• _Problem to solve_: In the entries below, find every line holding the string "this" and collect it.

Items listed in a dataset
+++++
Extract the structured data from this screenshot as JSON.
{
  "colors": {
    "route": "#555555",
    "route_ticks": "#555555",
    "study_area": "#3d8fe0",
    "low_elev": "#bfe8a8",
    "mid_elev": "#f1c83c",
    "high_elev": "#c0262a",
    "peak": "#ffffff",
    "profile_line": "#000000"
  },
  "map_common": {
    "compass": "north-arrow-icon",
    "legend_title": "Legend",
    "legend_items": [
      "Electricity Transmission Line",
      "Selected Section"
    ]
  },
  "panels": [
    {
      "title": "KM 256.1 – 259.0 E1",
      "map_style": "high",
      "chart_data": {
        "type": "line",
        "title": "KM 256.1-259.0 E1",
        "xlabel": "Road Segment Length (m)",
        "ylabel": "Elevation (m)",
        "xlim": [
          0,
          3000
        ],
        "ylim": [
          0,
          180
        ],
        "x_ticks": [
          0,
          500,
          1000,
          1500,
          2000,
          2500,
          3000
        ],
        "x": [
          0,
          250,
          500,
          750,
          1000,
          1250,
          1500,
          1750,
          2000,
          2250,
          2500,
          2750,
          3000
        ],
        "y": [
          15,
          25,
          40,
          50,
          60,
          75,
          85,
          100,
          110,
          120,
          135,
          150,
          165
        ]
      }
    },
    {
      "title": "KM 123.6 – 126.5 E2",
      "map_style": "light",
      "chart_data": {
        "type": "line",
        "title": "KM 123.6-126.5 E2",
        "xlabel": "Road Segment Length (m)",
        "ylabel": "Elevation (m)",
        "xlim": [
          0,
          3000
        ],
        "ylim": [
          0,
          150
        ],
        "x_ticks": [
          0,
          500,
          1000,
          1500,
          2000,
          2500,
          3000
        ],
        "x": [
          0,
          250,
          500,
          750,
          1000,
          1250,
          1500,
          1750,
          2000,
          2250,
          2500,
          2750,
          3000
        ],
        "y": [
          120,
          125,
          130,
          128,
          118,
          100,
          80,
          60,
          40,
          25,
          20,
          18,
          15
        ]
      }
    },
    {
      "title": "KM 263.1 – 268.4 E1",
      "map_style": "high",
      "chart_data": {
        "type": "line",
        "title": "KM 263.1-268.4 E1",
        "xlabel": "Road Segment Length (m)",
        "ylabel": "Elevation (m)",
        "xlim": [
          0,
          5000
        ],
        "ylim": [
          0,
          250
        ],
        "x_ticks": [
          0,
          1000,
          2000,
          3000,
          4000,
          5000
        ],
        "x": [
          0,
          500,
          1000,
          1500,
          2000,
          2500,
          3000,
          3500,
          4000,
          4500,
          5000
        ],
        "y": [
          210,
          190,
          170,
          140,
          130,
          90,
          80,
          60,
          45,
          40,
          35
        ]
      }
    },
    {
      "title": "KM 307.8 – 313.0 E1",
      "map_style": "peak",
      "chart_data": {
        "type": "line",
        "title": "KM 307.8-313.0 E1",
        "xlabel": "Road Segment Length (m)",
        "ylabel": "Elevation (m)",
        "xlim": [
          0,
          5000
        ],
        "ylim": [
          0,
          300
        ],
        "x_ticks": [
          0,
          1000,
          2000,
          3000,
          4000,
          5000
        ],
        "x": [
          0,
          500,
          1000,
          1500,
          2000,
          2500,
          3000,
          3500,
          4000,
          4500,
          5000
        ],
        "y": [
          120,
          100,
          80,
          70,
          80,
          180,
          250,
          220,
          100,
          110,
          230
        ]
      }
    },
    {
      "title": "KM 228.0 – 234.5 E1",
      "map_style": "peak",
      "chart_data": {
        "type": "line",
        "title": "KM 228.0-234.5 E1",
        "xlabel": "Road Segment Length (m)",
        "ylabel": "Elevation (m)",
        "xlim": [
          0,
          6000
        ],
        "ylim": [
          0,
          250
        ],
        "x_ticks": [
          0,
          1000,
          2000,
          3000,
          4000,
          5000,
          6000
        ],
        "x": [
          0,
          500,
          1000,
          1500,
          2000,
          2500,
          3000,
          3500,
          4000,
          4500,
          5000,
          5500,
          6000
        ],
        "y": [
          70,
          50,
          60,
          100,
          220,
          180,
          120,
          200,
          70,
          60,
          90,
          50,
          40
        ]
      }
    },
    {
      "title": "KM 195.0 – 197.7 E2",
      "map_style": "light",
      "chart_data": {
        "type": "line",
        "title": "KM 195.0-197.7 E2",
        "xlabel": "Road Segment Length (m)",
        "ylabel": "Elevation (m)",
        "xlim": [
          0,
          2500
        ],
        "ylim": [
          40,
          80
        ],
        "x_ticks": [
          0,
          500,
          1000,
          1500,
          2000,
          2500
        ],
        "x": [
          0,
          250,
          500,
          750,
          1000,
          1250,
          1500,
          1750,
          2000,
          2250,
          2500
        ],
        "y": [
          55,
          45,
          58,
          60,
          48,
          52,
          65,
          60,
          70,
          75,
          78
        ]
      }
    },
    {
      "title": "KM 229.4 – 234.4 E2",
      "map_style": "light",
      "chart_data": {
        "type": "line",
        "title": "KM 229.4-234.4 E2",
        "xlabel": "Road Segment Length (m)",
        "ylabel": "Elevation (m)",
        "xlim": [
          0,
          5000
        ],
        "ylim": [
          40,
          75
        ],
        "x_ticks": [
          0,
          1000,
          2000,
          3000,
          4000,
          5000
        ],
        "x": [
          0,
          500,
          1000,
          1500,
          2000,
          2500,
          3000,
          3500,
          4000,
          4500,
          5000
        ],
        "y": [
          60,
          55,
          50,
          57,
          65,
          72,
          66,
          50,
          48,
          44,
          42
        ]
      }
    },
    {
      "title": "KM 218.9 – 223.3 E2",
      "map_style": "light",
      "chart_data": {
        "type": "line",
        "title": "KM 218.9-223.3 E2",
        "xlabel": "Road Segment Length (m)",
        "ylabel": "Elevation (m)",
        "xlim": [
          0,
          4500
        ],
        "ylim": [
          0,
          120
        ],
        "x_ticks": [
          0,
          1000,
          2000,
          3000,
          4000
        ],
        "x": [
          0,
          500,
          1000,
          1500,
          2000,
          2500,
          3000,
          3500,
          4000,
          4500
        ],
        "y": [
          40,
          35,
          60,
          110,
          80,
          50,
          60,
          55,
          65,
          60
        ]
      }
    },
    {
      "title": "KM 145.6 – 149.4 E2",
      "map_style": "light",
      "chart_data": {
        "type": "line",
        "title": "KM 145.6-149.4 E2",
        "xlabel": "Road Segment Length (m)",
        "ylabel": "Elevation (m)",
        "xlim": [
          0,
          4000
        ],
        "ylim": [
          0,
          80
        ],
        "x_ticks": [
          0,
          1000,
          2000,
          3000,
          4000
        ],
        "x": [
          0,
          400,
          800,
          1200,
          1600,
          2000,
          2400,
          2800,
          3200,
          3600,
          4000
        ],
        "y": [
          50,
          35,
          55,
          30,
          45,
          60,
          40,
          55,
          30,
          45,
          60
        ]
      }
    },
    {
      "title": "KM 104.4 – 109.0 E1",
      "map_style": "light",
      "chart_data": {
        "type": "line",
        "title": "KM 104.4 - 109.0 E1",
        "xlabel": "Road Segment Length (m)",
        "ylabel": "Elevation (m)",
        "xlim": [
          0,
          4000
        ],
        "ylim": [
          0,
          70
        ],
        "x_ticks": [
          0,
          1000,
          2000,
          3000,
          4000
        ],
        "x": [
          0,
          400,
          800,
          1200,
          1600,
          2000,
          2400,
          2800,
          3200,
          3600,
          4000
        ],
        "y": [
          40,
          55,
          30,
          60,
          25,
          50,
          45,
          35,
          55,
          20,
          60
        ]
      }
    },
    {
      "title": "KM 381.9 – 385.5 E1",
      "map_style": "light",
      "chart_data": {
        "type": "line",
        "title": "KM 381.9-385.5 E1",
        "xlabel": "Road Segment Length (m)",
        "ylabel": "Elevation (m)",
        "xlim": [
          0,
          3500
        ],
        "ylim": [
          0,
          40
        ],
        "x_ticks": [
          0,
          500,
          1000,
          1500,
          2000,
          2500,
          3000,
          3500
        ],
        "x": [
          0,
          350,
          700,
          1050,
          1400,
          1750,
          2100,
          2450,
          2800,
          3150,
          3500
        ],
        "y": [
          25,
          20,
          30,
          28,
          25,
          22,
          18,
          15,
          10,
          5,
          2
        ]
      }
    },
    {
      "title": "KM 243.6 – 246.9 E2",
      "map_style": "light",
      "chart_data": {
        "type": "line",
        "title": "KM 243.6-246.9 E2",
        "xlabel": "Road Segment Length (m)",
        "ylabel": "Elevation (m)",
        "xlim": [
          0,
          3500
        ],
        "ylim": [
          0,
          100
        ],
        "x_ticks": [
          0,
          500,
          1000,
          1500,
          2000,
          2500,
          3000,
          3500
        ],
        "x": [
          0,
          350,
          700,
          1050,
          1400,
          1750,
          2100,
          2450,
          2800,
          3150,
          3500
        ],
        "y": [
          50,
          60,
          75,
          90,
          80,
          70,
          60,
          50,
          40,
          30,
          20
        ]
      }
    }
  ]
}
+++++
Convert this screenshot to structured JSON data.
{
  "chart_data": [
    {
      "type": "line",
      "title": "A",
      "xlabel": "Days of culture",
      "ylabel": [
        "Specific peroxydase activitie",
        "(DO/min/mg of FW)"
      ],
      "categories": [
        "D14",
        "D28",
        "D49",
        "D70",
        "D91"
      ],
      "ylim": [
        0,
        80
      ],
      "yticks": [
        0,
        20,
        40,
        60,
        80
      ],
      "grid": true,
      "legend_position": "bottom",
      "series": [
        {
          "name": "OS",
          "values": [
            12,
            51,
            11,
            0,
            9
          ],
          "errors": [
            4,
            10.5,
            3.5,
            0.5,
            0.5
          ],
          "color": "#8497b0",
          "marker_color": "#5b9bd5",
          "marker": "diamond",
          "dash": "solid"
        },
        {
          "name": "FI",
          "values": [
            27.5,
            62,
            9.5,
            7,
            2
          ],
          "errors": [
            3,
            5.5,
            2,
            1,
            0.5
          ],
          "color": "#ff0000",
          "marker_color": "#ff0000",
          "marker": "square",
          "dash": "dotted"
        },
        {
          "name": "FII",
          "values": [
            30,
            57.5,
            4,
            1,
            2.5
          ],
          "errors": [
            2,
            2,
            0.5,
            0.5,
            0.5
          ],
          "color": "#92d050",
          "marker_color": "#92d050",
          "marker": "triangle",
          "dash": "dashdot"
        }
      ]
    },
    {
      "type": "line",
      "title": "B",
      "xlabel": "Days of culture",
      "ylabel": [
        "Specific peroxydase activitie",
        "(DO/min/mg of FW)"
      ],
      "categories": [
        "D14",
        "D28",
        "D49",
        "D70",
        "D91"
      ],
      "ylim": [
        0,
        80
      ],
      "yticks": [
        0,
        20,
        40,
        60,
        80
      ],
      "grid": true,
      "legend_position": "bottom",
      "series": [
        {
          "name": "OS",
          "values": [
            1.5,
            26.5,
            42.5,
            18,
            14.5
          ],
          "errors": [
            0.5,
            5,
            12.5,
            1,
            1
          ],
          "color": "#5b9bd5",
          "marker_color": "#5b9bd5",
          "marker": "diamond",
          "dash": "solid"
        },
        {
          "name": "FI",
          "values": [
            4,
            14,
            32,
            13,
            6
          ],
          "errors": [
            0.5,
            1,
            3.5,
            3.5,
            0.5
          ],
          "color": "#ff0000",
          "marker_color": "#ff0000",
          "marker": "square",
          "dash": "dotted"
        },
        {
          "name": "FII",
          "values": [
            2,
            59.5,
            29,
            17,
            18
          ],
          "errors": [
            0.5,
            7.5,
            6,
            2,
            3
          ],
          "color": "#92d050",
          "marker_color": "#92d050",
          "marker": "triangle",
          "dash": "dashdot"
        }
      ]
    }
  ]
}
+++++
• _Answer in full_:
Extract the structured data from this screenshot as JSON.
Convert this screenshot to structured JSON data.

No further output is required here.